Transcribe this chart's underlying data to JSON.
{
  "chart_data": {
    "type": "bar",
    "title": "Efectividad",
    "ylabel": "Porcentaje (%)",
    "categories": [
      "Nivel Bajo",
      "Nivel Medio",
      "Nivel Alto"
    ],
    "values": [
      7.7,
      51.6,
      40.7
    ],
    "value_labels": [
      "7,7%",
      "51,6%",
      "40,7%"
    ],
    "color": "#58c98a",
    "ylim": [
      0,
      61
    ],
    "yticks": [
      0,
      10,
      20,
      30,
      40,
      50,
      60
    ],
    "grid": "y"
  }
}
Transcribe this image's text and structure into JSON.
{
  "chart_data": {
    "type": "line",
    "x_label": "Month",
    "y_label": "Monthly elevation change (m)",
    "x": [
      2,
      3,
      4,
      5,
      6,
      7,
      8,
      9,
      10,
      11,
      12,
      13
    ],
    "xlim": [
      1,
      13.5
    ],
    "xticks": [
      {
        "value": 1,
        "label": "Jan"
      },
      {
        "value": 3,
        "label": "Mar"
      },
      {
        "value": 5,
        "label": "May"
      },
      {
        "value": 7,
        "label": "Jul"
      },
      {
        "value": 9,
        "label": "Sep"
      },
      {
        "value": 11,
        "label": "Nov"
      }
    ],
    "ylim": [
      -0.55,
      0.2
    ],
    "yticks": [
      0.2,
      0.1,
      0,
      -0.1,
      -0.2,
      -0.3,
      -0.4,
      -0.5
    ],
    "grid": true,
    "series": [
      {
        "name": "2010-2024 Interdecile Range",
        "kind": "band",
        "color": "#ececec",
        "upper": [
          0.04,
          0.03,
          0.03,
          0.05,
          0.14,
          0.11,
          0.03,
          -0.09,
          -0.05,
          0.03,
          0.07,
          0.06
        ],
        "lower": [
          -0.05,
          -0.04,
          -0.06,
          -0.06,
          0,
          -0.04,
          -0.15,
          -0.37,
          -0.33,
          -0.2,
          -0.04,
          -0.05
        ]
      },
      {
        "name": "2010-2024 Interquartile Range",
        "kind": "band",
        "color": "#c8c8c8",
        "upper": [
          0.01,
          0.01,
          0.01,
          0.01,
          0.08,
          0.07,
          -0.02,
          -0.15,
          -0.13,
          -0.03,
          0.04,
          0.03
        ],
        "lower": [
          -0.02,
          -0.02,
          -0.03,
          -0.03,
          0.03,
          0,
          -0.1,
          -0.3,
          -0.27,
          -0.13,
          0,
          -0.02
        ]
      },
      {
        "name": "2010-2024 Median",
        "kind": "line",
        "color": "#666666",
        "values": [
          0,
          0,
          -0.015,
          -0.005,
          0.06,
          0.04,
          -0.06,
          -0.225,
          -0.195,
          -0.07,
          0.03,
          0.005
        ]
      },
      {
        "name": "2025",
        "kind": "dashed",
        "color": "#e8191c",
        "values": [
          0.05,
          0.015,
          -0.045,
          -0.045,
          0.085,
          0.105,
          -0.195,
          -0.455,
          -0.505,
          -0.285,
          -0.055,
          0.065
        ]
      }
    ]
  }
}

::::::

WRITTEN EXERCISE
Restate every line of the data word for word.

RESULT OF THIS EXERCISE
Transcribe this chart's underlying data to JSON.
{
  "chart_data": {
    "type": "bar",
    "title": "Efectividad",
    "ylabel": "Porcentaje (%)",
    "categories": [
      "Nivel Bajo",
      "Nivel Medio",
      "Nivel Alto"
    ],
    "values": [
      7.7,
      51.6,
      40.7
    ],
    "value_labels": [
      "7,7%",
      "51,6%",
      "40,7%"
    ],
    "color": "#58c98a",
    "ylim": [
      0,
      61
    ],
    "yticks": [
      0,
      10,
      20,
      30,
      40,
      50,
      60
    ],
    "grid": "y"
  }
}
Transcribe this image's text and structure into JSON.
{
  "chart_data": {
    "type": "line",
    "x_label": "Month",
    "y_label": "Monthly elevation change (m)",
    "x": [
      2,
      3,
      4,
      5,
      6,
      7,
      8,
      9,
      10,
      11,
      12,
      13
    ],
    "xlim": [
      1,
      13.5
    ],
    "xticks": [
      {
        "value": 1,
        "label": "Jan"
      },
      {
        "value": 3,
        "label": "Mar"
      },
      {
        "value": 5,
        "label": "May"
      },
      {
        "value": 7,
        "label": "Jul"
      },
      {
        "value": 9,
        "label": "Sep"
      },
      {
        "value": 11,
        "label": "Nov"
      }
    ],
    "ylim": [
      -0.55,
      0.2
    ],
    "yticks": [
      0.2,
      0.1,
      0,
      -0.1,
      -0.2,
      -0.3,
      -0.4,
      -0.5
    ],
    "grid": true,
    "series": [
      {
        "name": "2010-2024 Interdecile Range",
        "kind": "band",
        "color": "#ececec",
        "upper": [
          0.04,
          0.03,
          0.03,
          0.05,
          0.14,
          0.11,
          0.03,
          -0.09,
          -0.05,
          0.03,
          0.07,
          0.06
        ],
        "lower": [
          -0.05,
          -0.04,
          -0.06,
          -0.06,
          0,
          -0.04,
          -0.15,
          -0.37,
          -0.33,
          -0.2,
          -0.04,
          -0.05
        ]
      },
      {
        "name": "2010-2024 Interquartile Range",
        "kind": "band",
        "color": "#c8c8c8",
        "upper": [
          0.01,
          0.01,
          0.01,
          0.01,
          0.08,
          0.07,
          -0.02,
          -0.15,
          -0.13,
          -0.03,
          0.04,
          0.03
        ],
        "lower": [
          -0.02,
          -0.02,
          -0.03,
          -0.03,
          0.03,
          0,
          -0.1,
          -0.3,
          -0.27,
          -0.13,
          0,
          -0.02
        ]
      },
      {
        "name": "2010-2024 Median",
        "kind": "line",
        "color": "#666666",
        "values": [
          0,
          0,
          -0.015,
          -0.005,
          0.06,
          0.04,
          -0.06,
          -0.225,
          -0.195,
          -0.07,
          0.03,
          0.005
        ]
      },
      {
        "name": "2025",
        "kind": "dashed",
        "color": "#e8191c",
        "values": [
          0.05,
          0.015,
          -0.045,
          -0.045,
          0.085,
          0.105,
          -0.195,
          -0.455,
          -0.505,
          -0.285,
          -0.055,
          0.065
        ]
      }
    ]
  }
}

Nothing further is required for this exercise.